## Records about charts and figures:
-- start --
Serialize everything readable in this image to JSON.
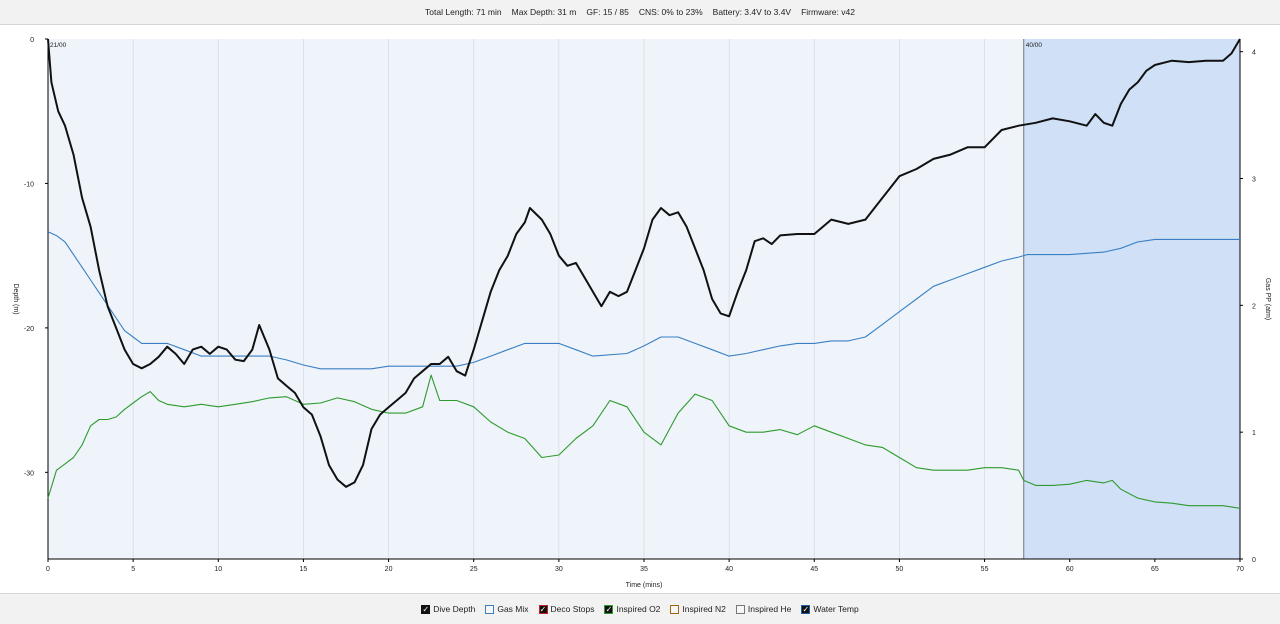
{
  "header": {
    "total_length": "Total Length: 71 min",
    "max_depth": "Max Depth: 31 m",
    "gf": "GF: 15 / 85",
    "cns": "CNS: 0% to 23%",
    "battery": "Battery: 3.4V to 3.4V",
    "firmware": "Firmware: v42"
  },
  "legend": [
    {
      "label": "Dive Depth",
      "color": "#111111",
      "checked": true
    },
    {
      "label": "Gas Mix",
      "color": "#3a7fc4",
      "checked": false
    },
    {
      "label": "Deco Stops",
      "color": "#c62020",
      "checked": true
    },
    {
      "label": "Inspired O2",
      "color": "#2e9a2e",
      "checked": true
    },
    {
      "label": "Inspired N2",
      "color": "#9a6a10",
      "checked": false
    },
    {
      "label": "Inspired He",
      "color": "#777777",
      "checked": false
    },
    {
      "label": "Water Temp",
      "color": "#1f5fa8",
      "checked": true
    }
  ],
  "chart_data": {
    "type": "line",
    "xlabel": "Time (mins)",
    "ylabel_left": "Depth (m)",
    "ylabel_right": "Gas PP (atm)",
    "xlim": [
      0,
      70
    ],
    "x_ticks": [
      "0",
      "5",
      "10",
      "15",
      "20",
      "25",
      "30",
      "35",
      "40",
      "45",
      "50",
      "55",
      "60",
      "65",
      "70"
    ],
    "ylim_left": [
      -36,
      0
    ],
    "y_ticks_left": [
      "0",
      "-10",
      "-20",
      "-30"
    ],
    "ylim_right": [
      0,
      4.1
    ],
    "y_ticks_right": [
      "0",
      "1",
      "2",
      "3",
      "4"
    ],
    "grid": "vertical",
    "segments": [
      {
        "label": "21/00",
        "start": 0,
        "end": 57.3,
        "color": "#eef4fa"
      },
      {
        "label": "40/00",
        "start": 57.3,
        "end": 70,
        "color": "#cfe0f7"
      }
    ],
    "series": [
      {
        "name": "Dive Depth",
        "color": "#111111",
        "axis": "left",
        "points": [
          [
            0,
            0
          ],
          [
            0.2,
            -3
          ],
          [
            0.6,
            -5
          ],
          [
            1,
            -6
          ],
          [
            1.5,
            -8
          ],
          [
            2,
            -11
          ],
          [
            2.5,
            -13
          ],
          [
            3,
            -16
          ],
          [
            3.5,
            -18.5
          ],
          [
            4,
            -20
          ],
          [
            4.5,
            -21.5
          ],
          [
            5,
            -22.5
          ],
          [
            5.5,
            -22.8
          ],
          [
            6,
            -22.5
          ],
          [
            6.5,
            -22
          ],
          [
            7,
            -21.3
          ],
          [
            7.5,
            -21.8
          ],
          [
            8,
            -22.5
          ],
          [
            8.5,
            -21.5
          ],
          [
            9,
            -21.3
          ],
          [
            9.5,
            -21.8
          ],
          [
            10,
            -21.3
          ],
          [
            10.5,
            -21.5
          ],
          [
            11,
            -22.2
          ],
          [
            11.5,
            -22.3
          ],
          [
            12,
            -21.5
          ],
          [
            12.4,
            -19.8
          ],
          [
            13,
            -21.5
          ],
          [
            13.5,
            -23.5
          ],
          [
            14,
            -24
          ],
          [
            14.5,
            -24.5
          ],
          [
            15,
            -25.5
          ],
          [
            15.5,
            -26
          ],
          [
            16,
            -27.5
          ],
          [
            16.5,
            -29.5
          ],
          [
            17,
            -30.5
          ],
          [
            17.5,
            -31
          ],
          [
            18,
            -30.7
          ],
          [
            18.5,
            -29.5
          ],
          [
            19,
            -27
          ],
          [
            19.5,
            -26
          ],
          [
            20,
            -25.5
          ],
          [
            20.5,
            -25
          ],
          [
            21,
            -24.5
          ],
          [
            21.5,
            -23.5
          ],
          [
            22,
            -23
          ],
          [
            22.5,
            -22.5
          ],
          [
            23,
            -22.5
          ],
          [
            23.5,
            -22
          ],
          [
            24,
            -23
          ],
          [
            24.5,
            -23.3
          ],
          [
            25,
            -21.5
          ],
          [
            25.5,
            -19.5
          ],
          [
            26,
            -17.5
          ],
          [
            26.5,
            -16
          ],
          [
            27,
            -15
          ],
          [
            27.5,
            -13.5
          ],
          [
            28,
            -12.7
          ],
          [
            28.3,
            -11.7
          ],
          [
            29,
            -12.5
          ],
          [
            29.5,
            -13.5
          ],
          [
            30,
            -15
          ],
          [
            30.5,
            -15.7
          ],
          [
            31,
            -15.5
          ],
          [
            31.5,
            -16.5
          ],
          [
            32,
            -17.5
          ],
          [
            32.5,
            -18.5
          ],
          [
            33,
            -17.5
          ],
          [
            33.5,
            -17.8
          ],
          [
            34,
            -17.5
          ],
          [
            34.5,
            -16
          ],
          [
            35,
            -14.5
          ],
          [
            35.5,
            -12.5
          ],
          [
            36,
            -11.7
          ],
          [
            36.5,
            -12.2
          ],
          [
            37,
            -12
          ],
          [
            37.5,
            -13
          ],
          [
            38,
            -14.5
          ],
          [
            38.5,
            -16
          ],
          [
            39,
            -18
          ],
          [
            39.5,
            -19
          ],
          [
            40,
            -19.2
          ],
          [
            40.5,
            -17.5
          ],
          [
            41,
            -16
          ],
          [
            41.5,
            -14
          ],
          [
            42,
            -13.8
          ],
          [
            42.5,
            -14.2
          ],
          [
            43,
            -13.6
          ],
          [
            44,
            -13.5
          ],
          [
            45,
            -13.5
          ],
          [
            46,
            -12.5
          ],
          [
            47,
            -12.8
          ],
          [
            48,
            -12.5
          ],
          [
            49,
            -11
          ],
          [
            50,
            -9.5
          ],
          [
            51,
            -9
          ],
          [
            52,
            -8.3
          ],
          [
            53,
            -8
          ],
          [
            54,
            -7.5
          ],
          [
            55,
            -7.5
          ],
          [
            56,
            -6.3
          ],
          [
            57,
            -6
          ],
          [
            58,
            -5.8
          ],
          [
            59,
            -5.5
          ],
          [
            60,
            -5.7
          ],
          [
            61,
            -6
          ],
          [
            61.5,
            -5.2
          ],
          [
            62,
            -5.8
          ],
          [
            62.5,
            -6
          ],
          [
            63,
            -4.5
          ],
          [
            63.5,
            -3.5
          ],
          [
            64,
            -3
          ],
          [
            64.5,
            -2.2
          ],
          [
            65,
            -1.8
          ],
          [
            66,
            -1.5
          ],
          [
            67,
            -1.6
          ],
          [
            68,
            -1.5
          ],
          [
            69,
            -1.5
          ],
          [
            69.5,
            -1
          ],
          [
            70,
            0
          ]
        ]
      },
      {
        "name": "Gas PP",
        "color": "#3a7fc4",
        "axis": "right",
        "points": [
          [
            0,
            2.58
          ],
          [
            0.5,
            2.55
          ],
          [
            1,
            2.5
          ],
          [
            1.5,
            2.4
          ],
          [
            2,
            2.3
          ],
          [
            2.5,
            2.2
          ],
          [
            3,
            2.1
          ],
          [
            3.5,
            2
          ],
          [
            4,
            1.9
          ],
          [
            4.5,
            1.8
          ],
          [
            5,
            1.75
          ],
          [
            5.5,
            1.7
          ],
          [
            6,
            1.7
          ],
          [
            7,
            1.7
          ],
          [
            8,
            1.65
          ],
          [
            9,
            1.6
          ],
          [
            10,
            1.6
          ],
          [
            12,
            1.6
          ],
          [
            13,
            1.6
          ],
          [
            14,
            1.57
          ],
          [
            15,
            1.53
          ],
          [
            16,
            1.5
          ],
          [
            17,
            1.5
          ],
          [
            18,
            1.5
          ],
          [
            19,
            1.5
          ],
          [
            20,
            1.52
          ],
          [
            22,
            1.52
          ],
          [
            24,
            1.52
          ],
          [
            25,
            1.55
          ],
          [
            26,
            1.6
          ],
          [
            27,
            1.65
          ],
          [
            28,
            1.7
          ],
          [
            30,
            1.7
          ],
          [
            31,
            1.65
          ],
          [
            32,
            1.6
          ],
          [
            34,
            1.62
          ],
          [
            35,
            1.68
          ],
          [
            36,
            1.75
          ],
          [
            37,
            1.75
          ],
          [
            38,
            1.7
          ],
          [
            39,
            1.65
          ],
          [
            40,
            1.6
          ],
          [
            41,
            1.62
          ],
          [
            42,
            1.65
          ],
          [
            43,
            1.68
          ],
          [
            44,
            1.7
          ],
          [
            45,
            1.7
          ],
          [
            46,
            1.72
          ],
          [
            47,
            1.72
          ],
          [
            48,
            1.75
          ],
          [
            49,
            1.85
          ],
          [
            50,
            1.95
          ],
          [
            51,
            2.05
          ],
          [
            52,
            2.15
          ],
          [
            53,
            2.2
          ],
          [
            54,
            2.25
          ],
          [
            55,
            2.3
          ],
          [
            56,
            2.35
          ],
          [
            57,
            2.38
          ],
          [
            57.5,
            2.4
          ],
          [
            60,
            2.4
          ],
          [
            62,
            2.42
          ],
          [
            63,
            2.45
          ],
          [
            64,
            2.5
          ],
          [
            65,
            2.52
          ],
          [
            67,
            2.52
          ],
          [
            70,
            2.52
          ]
        ]
      },
      {
        "name": "Inspired O2",
        "color": "#2e9a2e",
        "axis": "right",
        "points": [
          [
            0,
            0.48
          ],
          [
            0.5,
            0.7
          ],
          [
            1,
            0.75
          ],
          [
            1.5,
            0.8
          ],
          [
            2,
            0.9
          ],
          [
            2.5,
            1.05
          ],
          [
            3,
            1.1
          ],
          [
            3.5,
            1.1
          ],
          [
            4,
            1.12
          ],
          [
            4.5,
            1.18
          ],
          [
            5,
            1.23
          ],
          [
            5.5,
            1.28
          ],
          [
            6,
            1.32
          ],
          [
            6.5,
            1.25
          ],
          [
            7,
            1.22
          ],
          [
            8,
            1.2
          ],
          [
            9,
            1.22
          ],
          [
            10,
            1.2
          ],
          [
            11,
            1.22
          ],
          [
            12,
            1.24
          ],
          [
            13,
            1.27
          ],
          [
            14,
            1.28
          ],
          [
            15,
            1.22
          ],
          [
            16,
            1.23
          ],
          [
            17,
            1.27
          ],
          [
            18,
            1.24
          ],
          [
            19,
            1.18
          ],
          [
            20,
            1.15
          ],
          [
            21,
            1.15
          ],
          [
            22,
            1.2
          ],
          [
            22.5,
            1.45
          ],
          [
            23,
            1.25
          ],
          [
            24,
            1.25
          ],
          [
            25,
            1.2
          ],
          [
            26,
            1.08
          ],
          [
            27,
            1.0
          ],
          [
            28,
            0.95
          ],
          [
            29,
            0.8
          ],
          [
            30,
            0.82
          ],
          [
            31,
            0.95
          ],
          [
            32,
            1.05
          ],
          [
            33,
            1.25
          ],
          [
            34,
            1.2
          ],
          [
            35,
            1.0
          ],
          [
            36,
            0.9
          ],
          [
            37,
            1.15
          ],
          [
            38,
            1.3
          ],
          [
            39,
            1.25
          ],
          [
            40,
            1.05
          ],
          [
            41,
            1.0
          ],
          [
            42,
            1.0
          ],
          [
            43,
            1.02
          ],
          [
            44,
            0.98
          ],
          [
            45,
            1.05
          ],
          [
            46,
            1.0
          ],
          [
            47,
            0.95
          ],
          [
            48,
            0.9
          ],
          [
            49,
            0.88
          ],
          [
            50,
            0.8
          ],
          [
            51,
            0.72
          ],
          [
            52,
            0.7
          ],
          [
            53,
            0.7
          ],
          [
            54,
            0.7
          ],
          [
            55,
            0.72
          ],
          [
            56,
            0.72
          ],
          [
            57,
            0.7
          ],
          [
            57.3,
            0.62
          ],
          [
            58,
            0.58
          ],
          [
            59,
            0.58
          ],
          [
            60,
            0.59
          ],
          [
            61,
            0.62
          ],
          [
            62,
            0.6
          ],
          [
            62.5,
            0.62
          ],
          [
            63,
            0.55
          ],
          [
            64,
            0.48
          ],
          [
            65,
            0.45
          ],
          [
            66,
            0.44
          ],
          [
            67,
            0.42
          ],
          [
            68,
            0.42
          ],
          [
            69,
            0.42
          ],
          [
            70,
            0.4
          ]
        ]
      }
    ]
  }
}
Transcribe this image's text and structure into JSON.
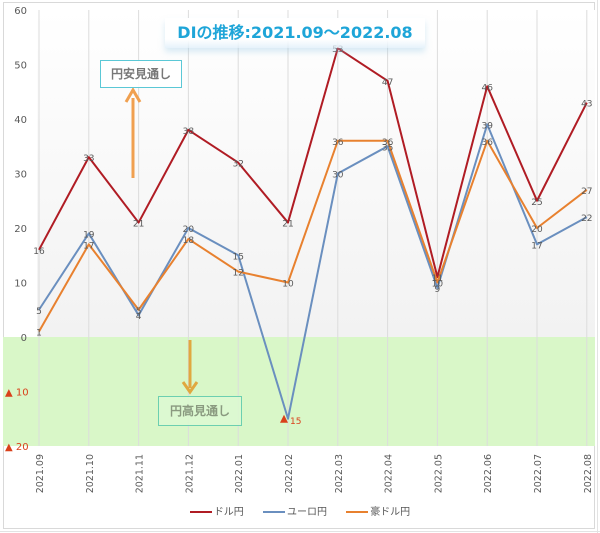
-- end --
## Your instructions:
Looking at the data above, show all lines where the word "image" occurs.

## Solution to this exercise:
Serialize everything readable in this image to JSON.
Transcribe this image's text and structure into JSON.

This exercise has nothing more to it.